━━━━━ Material shown ━━━━━
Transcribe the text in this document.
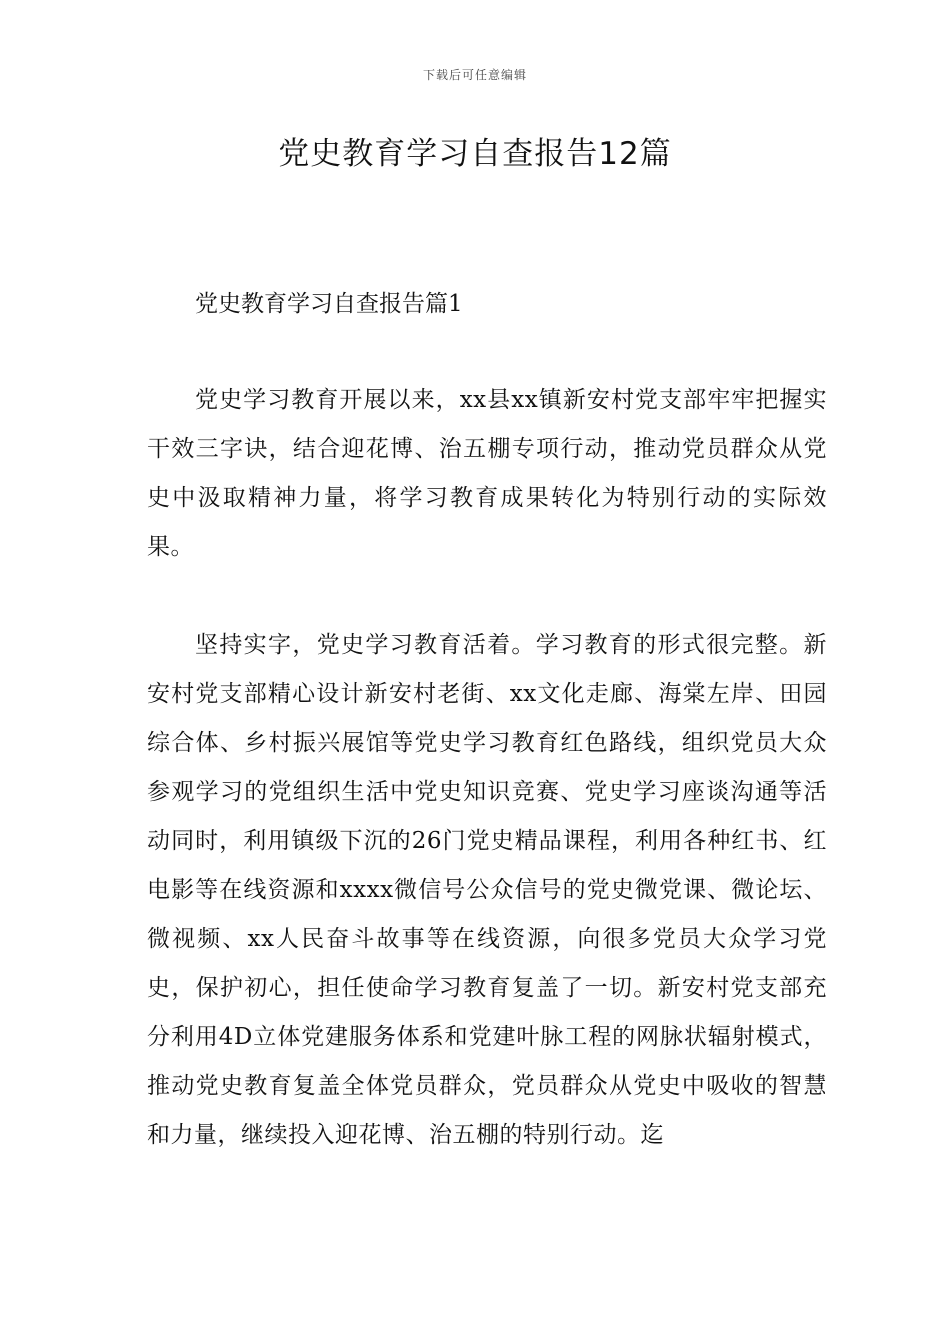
下载后可任意编辑
党史教育学习自查报告12篇

党史教育学习自查报告篇1

党史学习教育开展以来，xx县xx镇新安村党支部牢牢把握实干效三字诀，结合迎花博、治五棚专项行动，推动党员群众从党史中汲取精神力量，将学习教育成果转化为特别行动的实际效果。

坚持实字，党史学习教育活着。学习教育的形式很完整。新安村党支部精心设计新安村老街、xx文化走廊、海棠左岸、田园综合体、乡村振兴展馆等党史学习教育红色路线，组织党员大众参观学习的党组织生活中党史知识竞赛、党史学习座谈沟通等活动同时，利用镇级下沉的26门党史精品课程，利用各种红书、红电影等在线资源和xxxx微信号公众信号的党史微党课、微论坛、微视频、xx人民奋斗故事等在线资源，向很多党员大众学习党史，保护初心，担任使命学习教育复盖了一切。新安村党支部充分利用4D立体党建服务体系和党建叶脉工程的网脉状辐射模式，推动党史教育复盖全体党员群众，党员群众从党史中吸收的智慧和力量，继续投入迎花博、治五棚的特别行动。迄
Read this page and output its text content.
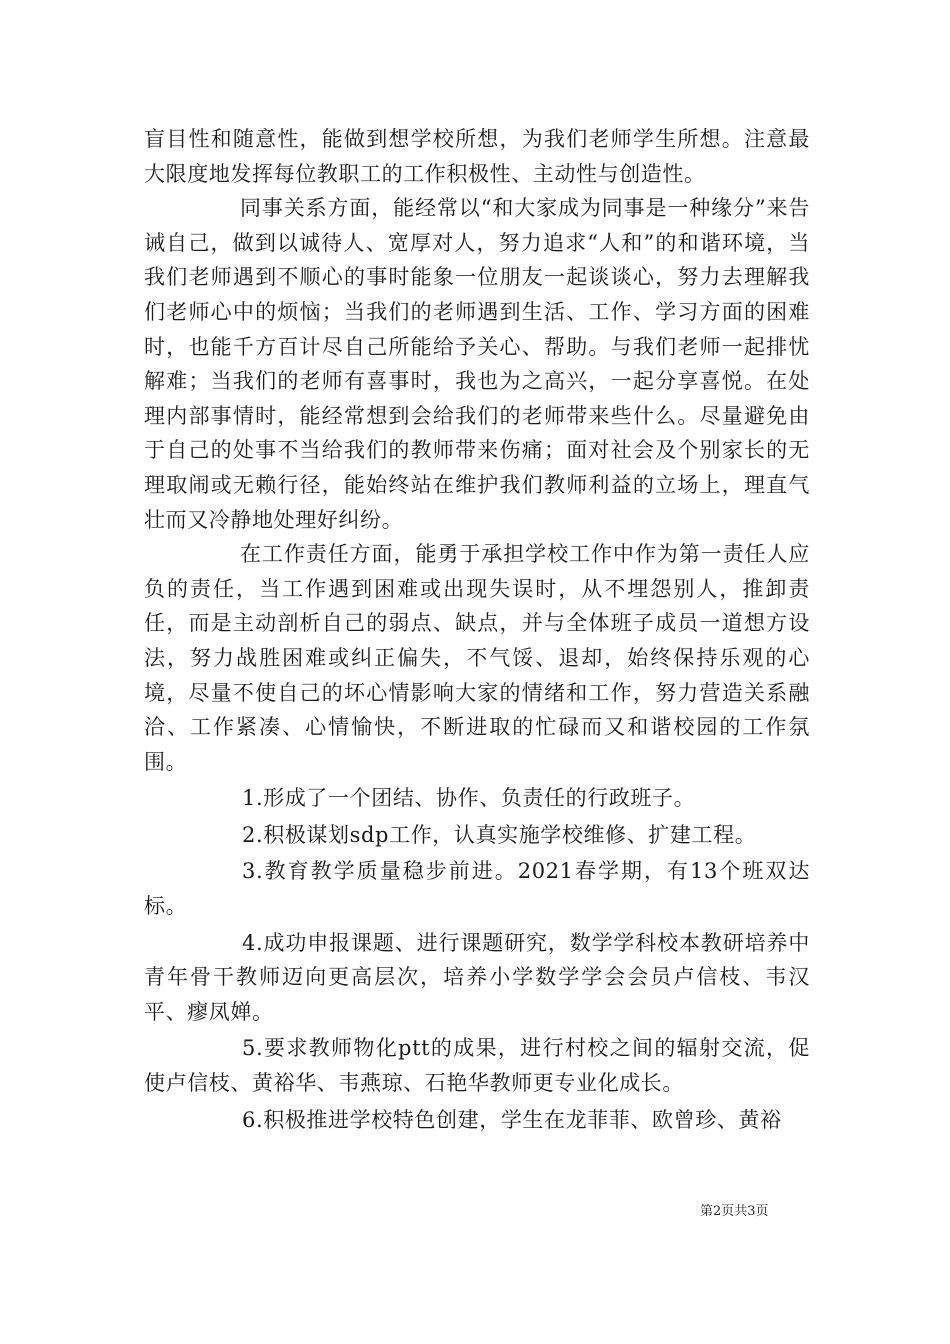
盲目性和随意性，能做到想学校所想，为我们老师学生所想。注意最大限度地发挥每位教职工的工作积极性、主动性与创造性。

同事关系方面，能经常以“和大家成为同事是一种缘分”来告诫自己，做到以诚待人、宽厚对人，努力追求“人和”的和谐环境，当我们老师遇到不顺心的事时能象一位朋友一起谈谈心，努力去理解我们老师心中的烦恼；当我们的老师遇到生活、工作、学习方面的困难时，也能千方百计尽自己所能给予关心、帮助。与我们老师一起排忧解难；当我们的老师有喜事时，我也为之高兴，一起分享喜悦。在处理内部事情时，能经常想到会给我们的老师带来些什么。尽量避免由于自己的处事不当给我们的教师带来伤痛；面对社会及个别家长的无理取闹或无赖行径，能始终站在维护我们教师利益的立场上，理直气壮而又冷静地处理好纠纷。

在工作责任方面，能勇于承担学校工作中作为第一责任人应负的责任，当工作遇到困难或出现失误时，从不埋怨别人，推卸责任，而是主动剖析自己的弱点、缺点，并与全体班子成员一道想方设法，努力战胜困难或纠正偏失，不气馁、退却，始终保持乐观的心境，尽量不使自己的坏心情影响大家的情绪和工作，努力营造关系融洽、工作紧凑、心情愉快，不断进取的忙碌而又和谐校园的工作氛围。

1.形成了一个团结、协作、负责任的行政班子。

2.积极谋划sdp工作，认真实施学校维修、扩建工程。

3.教育教学质量稳步前进。2021春学期，有13个班双达标。

4.成功申报课题、进行课题研究，数学学科校本教研培养中青年骨干教师迈向更高层次，培养小学数学学会会员卢信枝、韦汉平、瘳凤婵。

5.要求教师物化ptt的成果，进行村校之间的辐射交流，促使卢信枝、黄裕华、韦燕琼、石艳华教师更专业化成长。

6.积极推进学校特色创建，学生在龙菲菲、欧曾珍、黄裕

第2页共3页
━━━━━
Find the lines containing "text" and list every one of them.

■ Reply to the task:
Transcribe the text in this document.
Read this page and output its text content.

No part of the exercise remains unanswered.